#### [Records to use]

——

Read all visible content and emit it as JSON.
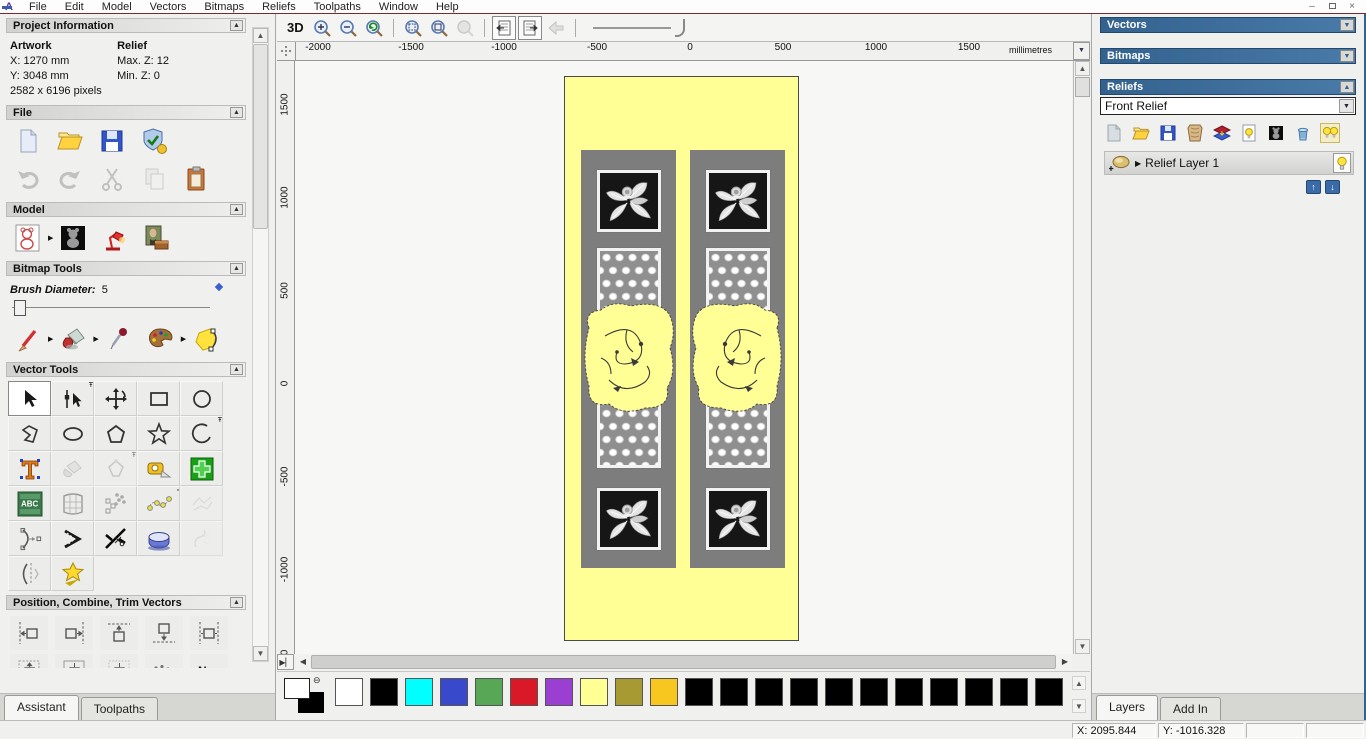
{
  "menu": {
    "items": [
      "File",
      "Edit",
      "Model",
      "Vectors",
      "Bitmaps",
      "Reliefs",
      "Toolpaths",
      "Window",
      "Help"
    ]
  },
  "assistant": {
    "project_information": {
      "title": "Project Information",
      "artwork_heading": "Artwork",
      "relief_heading": "Relief",
      "artwork_x": "X: 1270 mm",
      "artwork_y": "Y: 3048 mm",
      "artwork_pixels": "2582 x 6196 pixels",
      "relief_max_z": "Max. Z: 12",
      "relief_min_z": "Min. Z: 0"
    },
    "file_title": "File",
    "model_title": "Model",
    "bitmap_tools_title": "Bitmap Tools",
    "brush_diameter": {
      "label": "Brush Diameter:",
      "value": "5"
    },
    "vector_tools_title": "Vector Tools",
    "position_title": "Position, Combine, Trim Vectors",
    "nesting_label": "Nes",
    "tabs": {
      "assistant": "Assistant",
      "toolpaths": "Toolpaths"
    }
  },
  "viewbar": {
    "three_d_label": "3D"
  },
  "ruler": {
    "units": "millimetres",
    "h_labels": [
      "-2000",
      "-1500",
      "-1000",
      "-500",
      "0",
      "500",
      "1000",
      "1500"
    ],
    "v_labels": [
      "1500",
      "1000",
      "500",
      "0",
      "-500",
      "-1000",
      "-1500"
    ]
  },
  "right_panel": {
    "vectors_title": "Vectors",
    "bitmaps_title": "Bitmaps",
    "reliefs_title": "Reliefs",
    "relief_selector_value": "Front Relief",
    "relief_layer_name": "Relief Layer 1",
    "tabs": {
      "layers": "Layers",
      "add_in": "Add In"
    }
  },
  "status": {
    "x_coord": "X: 2095.844",
    "y_coord": "Y: -1016.328"
  },
  "palette": {
    "swatches": [
      "#ffffff",
      "#000000",
      "#00ffff",
      "#3949cc",
      "#57a757",
      "#d91828",
      "#9b3ed2",
      "#ffff94",
      "#a79a33",
      "#f7c71f",
      "#000000",
      "#000000",
      "#000000",
      "#000000",
      "#000000",
      "#000000",
      "#000000",
      "#000000",
      "#000000",
      "#000000",
      "#000000"
    ]
  },
  "colors": {
    "header_blue": "#33628f",
    "door_yellow": "#ffff96",
    "strip_gray": "#7d7d7d"
  }
}
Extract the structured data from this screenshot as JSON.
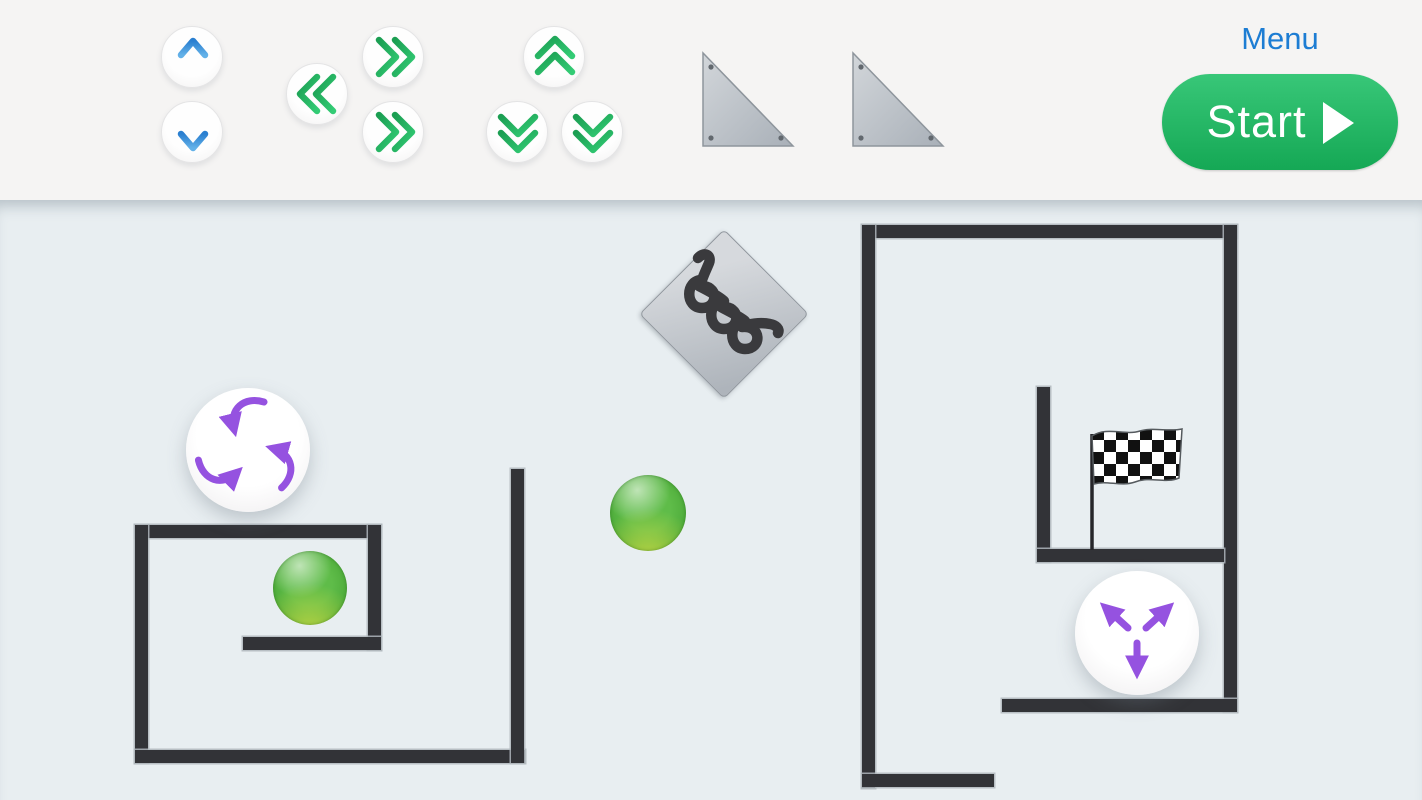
{
  "window": {
    "width": 1422,
    "height": 800,
    "app_type": "physics-puzzle-builder"
  },
  "toolbar": {
    "menu_label": "Menu",
    "start_button": {
      "label": "Start",
      "icon": "play-icon"
    },
    "palette_buttons": [
      {
        "icon": "arrow-up-icon",
        "color": "blue"
      },
      {
        "icon": "arrow-down-icon",
        "color": "blue"
      },
      {
        "icon": "double-chevron-left-icon",
        "color": "green"
      },
      {
        "icon": "double-chevron-right-icon",
        "color": "green"
      },
      {
        "icon": "double-chevron-right-icon",
        "color": "green"
      },
      {
        "icon": "double-chevron-up-icon",
        "color": "green"
      },
      {
        "icon": "double-chevron-down-icon",
        "color": "green"
      },
      {
        "icon": "double-chevron-down-icon",
        "color": "green"
      },
      {
        "icon": "ramp-triangle-icon",
        "color": "gray"
      },
      {
        "icon": "ramp-triangle-icon",
        "color": "gray"
      }
    ],
    "colors": {
      "toolbar_background": "#f5f4f3",
      "menu_link": "#1d7dd3",
      "start_gradient_top": "#38c778",
      "start_gradient_bottom": "#15a855",
      "blue_arrow_dark": "#2a7fd0",
      "blue_arrow_light": "#63b1e8",
      "green_arrow_dark": "#1b9e52",
      "green_arrow_light": "#33cc75",
      "triangle_fill": "#bcc2c9"
    }
  },
  "playfield": {
    "background": "#e8eef1",
    "wall_color": "#323337",
    "ball_color": "#4fae37",
    "portal_arrow_color": "#9552e0",
    "elements": [
      {
        "name": "spring-bumper-diamond",
        "count": 1
      },
      {
        "name": "attractor-portal-converging-arrows",
        "count": 1
      },
      {
        "name": "repulsor-portal-diverging-arrows",
        "count": 1
      },
      {
        "name": "green-ball",
        "count": 2
      },
      {
        "name": "checkered-flag-goal",
        "count": 1
      },
      {
        "name": "maze-wall-segment",
        "count": 13
      }
    ]
  }
}
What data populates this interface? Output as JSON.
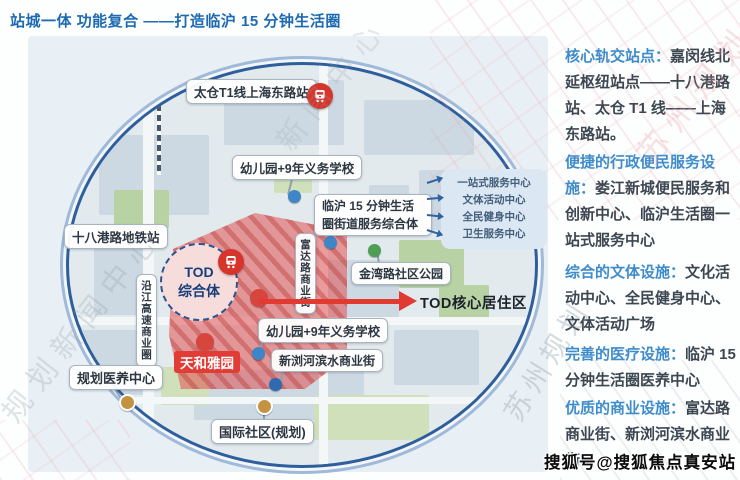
{
  "title": "站城一体 功能复合 ——打造临沪 15 分钟生活圈",
  "map": {
    "station_t1": "太仓T1线上海东路站",
    "station_shibagang": "十八港路地铁站",
    "school_top": "幼儿园+9年义务学校",
    "school_bottom": "幼儿园+9年义务学校",
    "service_hub_line1": "临沪 15 分钟生活",
    "service_hub_line2": "圈街道服务综合体",
    "services": [
      "一站式服务中心",
      "文体活动中心",
      "全民健身中心",
      "卫生服务中心"
    ],
    "tod_line1": "TOD",
    "tod_line2": "综合体",
    "yanjiang_strip": "沿江高速商业圈",
    "fuda_street": "富达路商业街",
    "jinwan_park": "金湾路社区公园",
    "core_area": "TOD核心居住区",
    "xinliu_street": "新浏河滨水商业街",
    "tianhe_estate": "天和雅园",
    "medical_center": "规划医养中心",
    "intl_community": "国际社区(规划)"
  },
  "panel": {
    "items": [
      {
        "heading": "核心轨交站点：",
        "body": "嘉闵线北延枢纽站点——十八港路站、太仓 T1 线——上海东路站。"
      },
      {
        "heading": "便捷的行政便民服务设施：",
        "body": "娄江新城便民服务和创新中心、临沪生活圈一站式服务中心"
      },
      {
        "heading": "综合的文体设施：",
        "body": "文化活动中心、全民健身中心、文体活动广场"
      },
      {
        "heading": "完善的医疗设施：",
        "body": "临沪 15 分钟生活圈医养中心"
      },
      {
        "heading": "优质的商业设施：",
        "body": "富达路商业街、新浏河滨水商业街"
      }
    ]
  },
  "watermarks": {
    "sohu": "搜狐号@搜狐焦点真安站",
    "wm_left": "规划新闻中心",
    "wm_top": "新闻中心",
    "wm_right": "苏州规划"
  },
  "colors": {
    "title_blue": "#1d6ab2",
    "heading_blue": "#3f8ccb",
    "body_text": "#3d4752",
    "map_ring_navy": "#2e5f9c",
    "map_ring_light": "#9fb9d8",
    "red_zone": "#e05252",
    "red_accent": "#e13a30",
    "metro_red": "#d6352b",
    "marker_blue": "#3f86c8",
    "marker_gold": "#c29340",
    "marker_green": "#4f9e53"
  }
}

——

#### [Given task]
Copy out all the records exactly, excluding pictures.

#### [Complete answer]
Read all visible content and emit it as JSON.
{
  "menu": {
    "items": [
      "File",
      "Edit",
      "Model",
      "Vectors",
      "Bitmaps",
      "Reliefs",
      "Toolpaths",
      "Window",
      "Help"
    ]
  },
  "assistant": {
    "project_information": {
      "title": "Project Information",
      "artwork_heading": "Artwork",
      "relief_heading": "Relief",
      "artwork_x": "X: 1270 mm",
      "artwork_y": "Y: 3048 mm",
      "artwork_pixels": "2582 x 6196 pixels",
      "relief_max_z": "Max. Z: 12",
      "relief_min_z": "Min. Z: 0"
    },
    "file_title": "File",
    "model_title": "Model",
    "bitmap_tools_title": "Bitmap Tools",
    "brush_diameter": {
      "label": "Brush Diameter:",
      "value": "5"
    },
    "vector_tools_title": "Vector Tools",
    "position_title": "Position, Combine, Trim Vectors",
    "nesting_label": "Nes",
    "tabs": {
      "assistant": "Assistant",
      "toolpaths": "Toolpaths"
    }
  },
  "viewbar": {
    "three_d_label": "3D"
  },
  "ruler": {
    "units": "millimetres",
    "h_labels": [
      "-2000",
      "-1500",
      "-1000",
      "-500",
      "0",
      "500",
      "1000",
      "1500"
    ],
    "v_labels": [
      "1500",
      "1000",
      "500",
      "0",
      "-500",
      "-1000",
      "-1500"
    ]
  },
  "right_panel": {
    "vectors_title": "Vectors",
    "bitmaps_title": "Bitmaps",
    "reliefs_title": "Reliefs",
    "relief_selector_value": "Front Relief",
    "relief_layer_name": "Relief Layer 1",
    "tabs": {
      "layers": "Layers",
      "add_in": "Add In"
    }
  },
  "status": {
    "x_coord": "X: 2095.844",
    "y_coord": "Y: -1016.328"
  },
  "palette": {
    "swatches": [
      "#ffffff",
      "#000000",
      "#00ffff",
      "#3949cc",
      "#57a757",
      "#d91828",
      "#9b3ed2",
      "#ffff94",
      "#a79a33",
      "#f7c71f",
      "#000000",
      "#000000",
      "#000000",
      "#000000",
      "#000000",
      "#000000",
      "#000000",
      "#000000",
      "#000000",
      "#000000",
      "#000000"
    ]
  },
  "colors": {
    "header_blue": "#33628f",
    "door_yellow": "#ffff96",
    "strip_gray": "#7d7d7d"
  }
}
Extract the structured data from this screenshot as JSON.
{
  "window": {
    "width": 1422,
    "height": 800,
    "app_type": "physics-puzzle-builder"
  },
  "toolbar": {
    "menu_label": "Menu",
    "start_button": {
      "label": "Start",
      "icon": "play-icon"
    },
    "palette_buttons": [
      {
        "icon": "arrow-up-icon",
        "color": "blue"
      },
      {
        "icon": "arrow-down-icon",
        "color": "blue"
      },
      {
        "icon": "double-chevron-left-icon",
        "color": "green"
      },
      {
        "icon": "double-chevron-right-icon",
        "color": "green"
      },
      {
        "icon": "double-chevron-right-icon",
        "color": "green"
      },
      {
        "icon": "double-chevron-up-icon",
        "color": "green"
      },
      {
        "icon": "double-chevron-down-icon",
        "color": "green"
      },
      {
        "icon": "double-chevron-down-icon",
        "color": "green"
      },
      {
        "icon": "ramp-triangle-icon",
        "color": "gray"
      },
      {
        "icon": "ramp-triangle-icon",
        "color": "gray"
      }
    ],
    "colors": {
      "toolbar_background": "#f5f4f3",
      "menu_link": "#1d7dd3",
      "start_gradient_top": "#38c778",
      "start_gradient_bottom": "#15a855",
      "blue_arrow_dark": "#2a7fd0",
      "blue_arrow_light": "#63b1e8",
      "green_arrow_dark": "#1b9e52",
      "green_arrow_light": "#33cc75",
      "triangle_fill": "#bcc2c9"
    }
  },
  "playfield": {
    "background": "#e8eef1",
    "wall_color": "#323337",
    "ball_color": "#4fae37",
    "portal_arrow_color": "#9552e0",
    "elements": [
      {
        "name": "spring-bumper-diamond",
        "count": 1
      },
      {
        "name": "attractor-portal-converging-arrows",
        "count": 1
      },
      {
        "name": "repulsor-portal-diverging-arrows",
        "count": 1
      },
      {
        "name": "green-ball",
        "count": 2
      },
      {
        "name": "checkered-flag-goal",
        "count": 1
      },
      {
        "name": "maze-wall-segment",
        "count": 13
      }
    ]
  }
}
What data populates this interface? Output as JSON.
{
  "title": "站城一体 功能复合 ——打造临沪 15 分钟生活圈",
  "map": {
    "station_t1": "太仓T1线上海东路站",
    "station_shibagang": "十八港路地铁站",
    "school_top": "幼儿园+9年义务学校",
    "school_bottom": "幼儿园+9年义务学校",
    "service_hub_line1": "临沪 15 分钟生活",
    "service_hub_line2": "圈街道服务综合体",
    "services": [
      "一站式服务中心",
      "文体活动中心",
      "全民健身中心",
      "卫生服务中心"
    ],
    "tod_line1": "TOD",
    "tod_line2": "综合体",
    "yanjiang_strip": "沿江高速商业圈",
    "fuda_street": "富达路商业街",
    "jinwan_park": "金湾路社区公园",
    "core_area": "TOD核心居住区",
    "xinliu_street": "新浏河滨水商业街",
    "tianhe_estate": "天和雅园",
    "medical_center": "规划医养中心",
    "intl_community": "国际社区(规划)"
  },
  "panel": {
    "items": [
      {
        "heading": "核心轨交站点：",
        "body": "嘉闵线北延枢纽站点——十八港路站、太仓 T1 线——上海东路站。"
      },
      {
        "heading": "便捷的行政便民服务设施：",
        "body": "娄江新城便民服务和创新中心、临沪生活圈一站式服务中心"
      },
      {
        "heading": "综合的文体设施：",
        "body": "文化活动中心、全民健身中心、文体活动广场"
      },
      {
        "heading": "完善的医疗设施：",
        "body": "临沪 15 分钟生活圈医养中心"
      },
      {
        "heading": "优质的商业设施：",
        "body": "富达路商业街、新浏河滨水商业街"
      }
    ]
  },
  "watermarks": {
    "sohu": "搜狐号@搜狐焦点真安站",
    "wm_left": "规划新闻中心",
    "wm_top": "新闻中心",
    "wm_right": "苏州规划"
  },
  "colors": {
    "title_blue": "#1d6ab2",
    "heading_blue": "#3f8ccb",
    "body_text": "#3d4752",
    "map_ring_navy": "#2e5f9c",
    "map_ring_light": "#9fb9d8",
    "red_zone": "#e05252",
    "red_accent": "#e13a30",
    "metro_red": "#d6352b",
    "marker_blue": "#3f86c8",
    "marker_gold": "#c29340",
    "marker_green": "#4f9e53"
  }
}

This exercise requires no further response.